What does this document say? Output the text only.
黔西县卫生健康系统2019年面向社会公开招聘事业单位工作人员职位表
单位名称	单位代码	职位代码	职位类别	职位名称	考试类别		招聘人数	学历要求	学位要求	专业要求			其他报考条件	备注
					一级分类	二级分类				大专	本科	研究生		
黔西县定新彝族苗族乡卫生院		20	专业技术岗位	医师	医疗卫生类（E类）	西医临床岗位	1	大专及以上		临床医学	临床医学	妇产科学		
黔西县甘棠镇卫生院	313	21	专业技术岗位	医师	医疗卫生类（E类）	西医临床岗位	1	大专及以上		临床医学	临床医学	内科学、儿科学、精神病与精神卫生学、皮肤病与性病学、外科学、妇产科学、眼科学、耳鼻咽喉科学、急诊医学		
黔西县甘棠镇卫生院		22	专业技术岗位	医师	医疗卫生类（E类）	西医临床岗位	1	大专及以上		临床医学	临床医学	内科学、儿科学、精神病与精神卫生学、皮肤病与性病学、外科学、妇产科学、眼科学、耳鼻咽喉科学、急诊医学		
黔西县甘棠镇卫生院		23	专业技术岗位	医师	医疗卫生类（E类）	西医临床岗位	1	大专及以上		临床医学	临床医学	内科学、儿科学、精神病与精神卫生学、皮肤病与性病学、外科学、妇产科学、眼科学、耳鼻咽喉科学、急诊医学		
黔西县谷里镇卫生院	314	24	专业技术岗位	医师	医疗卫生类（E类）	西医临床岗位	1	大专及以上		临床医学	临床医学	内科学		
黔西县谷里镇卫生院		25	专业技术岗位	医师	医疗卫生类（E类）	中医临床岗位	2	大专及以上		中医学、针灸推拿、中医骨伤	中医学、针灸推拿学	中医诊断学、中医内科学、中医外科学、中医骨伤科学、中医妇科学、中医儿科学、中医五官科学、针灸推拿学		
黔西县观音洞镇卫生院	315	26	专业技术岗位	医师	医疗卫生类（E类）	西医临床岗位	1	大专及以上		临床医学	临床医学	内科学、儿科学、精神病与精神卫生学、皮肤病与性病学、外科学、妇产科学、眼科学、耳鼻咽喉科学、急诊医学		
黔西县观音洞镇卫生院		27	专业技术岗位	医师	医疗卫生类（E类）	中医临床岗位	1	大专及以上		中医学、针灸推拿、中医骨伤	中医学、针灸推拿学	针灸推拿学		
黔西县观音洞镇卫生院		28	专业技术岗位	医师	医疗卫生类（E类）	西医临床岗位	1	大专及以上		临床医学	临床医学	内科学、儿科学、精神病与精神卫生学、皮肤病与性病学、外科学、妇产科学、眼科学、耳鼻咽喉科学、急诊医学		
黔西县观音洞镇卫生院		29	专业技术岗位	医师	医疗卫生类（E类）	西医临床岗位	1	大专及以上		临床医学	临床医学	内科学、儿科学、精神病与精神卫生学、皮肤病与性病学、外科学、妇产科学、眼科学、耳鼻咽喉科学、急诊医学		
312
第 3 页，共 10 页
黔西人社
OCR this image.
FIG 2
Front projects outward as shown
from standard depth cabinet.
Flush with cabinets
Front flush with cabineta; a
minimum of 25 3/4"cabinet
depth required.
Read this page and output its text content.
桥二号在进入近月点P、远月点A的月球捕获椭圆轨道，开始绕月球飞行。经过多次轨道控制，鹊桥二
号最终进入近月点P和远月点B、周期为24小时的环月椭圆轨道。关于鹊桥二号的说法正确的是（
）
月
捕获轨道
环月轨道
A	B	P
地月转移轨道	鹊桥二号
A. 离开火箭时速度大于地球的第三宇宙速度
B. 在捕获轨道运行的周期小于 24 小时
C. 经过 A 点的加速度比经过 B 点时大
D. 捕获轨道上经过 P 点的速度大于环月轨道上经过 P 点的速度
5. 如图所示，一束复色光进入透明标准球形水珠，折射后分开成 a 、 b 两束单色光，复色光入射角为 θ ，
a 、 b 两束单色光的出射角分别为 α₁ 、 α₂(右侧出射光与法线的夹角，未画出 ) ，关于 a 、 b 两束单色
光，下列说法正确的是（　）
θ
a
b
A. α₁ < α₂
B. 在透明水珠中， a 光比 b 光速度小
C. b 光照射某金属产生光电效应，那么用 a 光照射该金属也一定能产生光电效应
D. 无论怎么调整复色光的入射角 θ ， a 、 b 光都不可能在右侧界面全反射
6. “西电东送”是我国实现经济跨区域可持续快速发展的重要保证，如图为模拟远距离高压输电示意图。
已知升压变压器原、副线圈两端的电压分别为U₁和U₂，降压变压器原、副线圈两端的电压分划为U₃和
# # # # #
_Your task_
Copy out each line of the material that holds the word "针灸推拿学".

_Solution for this problem_
黔西县谷里镇卫生院		25	专业技术岗位	医师	医疗卫生类（E类）	中医临床岗位	2	大专及以上		中医学、针灸推拿、中医骨伤	中医学、针灸推拿学	中医诊断学、中医内科学、中医外科学、中医骨伤科学、中医妇科学、中医儿科学、中医五官科学、针灸推拿学		
黔西县观音洞镇卫生院		27	专业技术岗位	医师	医疗卫生类（E类）	中医临床岗位	1	大专及以上		中医学、针灸推拿、中医骨伤	中医学、针灸推拿学	针灸推拿学		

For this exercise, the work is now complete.